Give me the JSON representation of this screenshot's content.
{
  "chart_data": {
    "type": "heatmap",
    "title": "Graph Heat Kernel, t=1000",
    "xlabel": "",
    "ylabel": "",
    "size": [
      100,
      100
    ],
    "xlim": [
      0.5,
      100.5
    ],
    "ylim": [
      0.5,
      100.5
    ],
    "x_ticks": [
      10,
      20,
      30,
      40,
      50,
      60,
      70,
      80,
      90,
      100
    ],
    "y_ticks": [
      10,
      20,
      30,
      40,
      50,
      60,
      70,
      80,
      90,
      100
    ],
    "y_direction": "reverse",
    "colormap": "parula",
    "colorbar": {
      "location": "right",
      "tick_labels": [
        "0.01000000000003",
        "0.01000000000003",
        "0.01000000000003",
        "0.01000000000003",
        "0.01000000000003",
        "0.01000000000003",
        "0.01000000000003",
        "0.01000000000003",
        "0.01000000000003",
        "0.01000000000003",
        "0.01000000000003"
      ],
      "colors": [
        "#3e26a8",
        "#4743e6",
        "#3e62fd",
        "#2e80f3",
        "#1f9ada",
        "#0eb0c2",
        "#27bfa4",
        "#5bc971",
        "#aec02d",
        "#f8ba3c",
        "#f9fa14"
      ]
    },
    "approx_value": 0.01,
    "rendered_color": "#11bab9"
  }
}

#### [What is asked]
Reproduce the listing shown above in its entirety, exactly.

#### [Reply to the task]
Give me the JSON representation of this screenshot's content.
{
  "chart_data": {
    "type": "heatmap",
    "title": "Graph Heat Kernel, t=1000",
    "xlabel": "",
    "ylabel": "",
    "size": [
      100,
      100
    ],
    "xlim": [
      0.5,
      100.5
    ],
    "ylim": [
      0.5,
      100.5
    ],
    "x_ticks": [
      10,
      20,
      30,
      40,
      50,
      60,
      70,
      80,
      90,
      100
    ],
    "y_ticks": [
      10,
      20,
      30,
      40,
      50,
      60,
      70,
      80,
      90,
      100
    ],
    "y_direction": "reverse",
    "colormap": "parula",
    "colorbar": {
      "location": "right",
      "tick_labels": [
        "0.01000000000003",
        "0.01000000000003",
        "0.01000000000003",
        "0.01000000000003",
        "0.01000000000003",
        "0.01000000000003",
        "0.01000000000003",
        "0.01000000000003",
        "0.01000000000003",
        "0.01000000000003",
        "0.01000000000003"
      ],
      "colors": [
        "#3e26a8",
        "#4743e6",
        "#3e62fd",
        "#2e80f3",
        "#1f9ada",
        "#0eb0c2",
        "#27bfa4",
        "#5bc971",
        "#aec02d",
        "#f8ba3c",
        "#f9fa14"
      ]
    },
    "approx_value": 0.01,
    "rendered_color": "#11bab9"
  }
}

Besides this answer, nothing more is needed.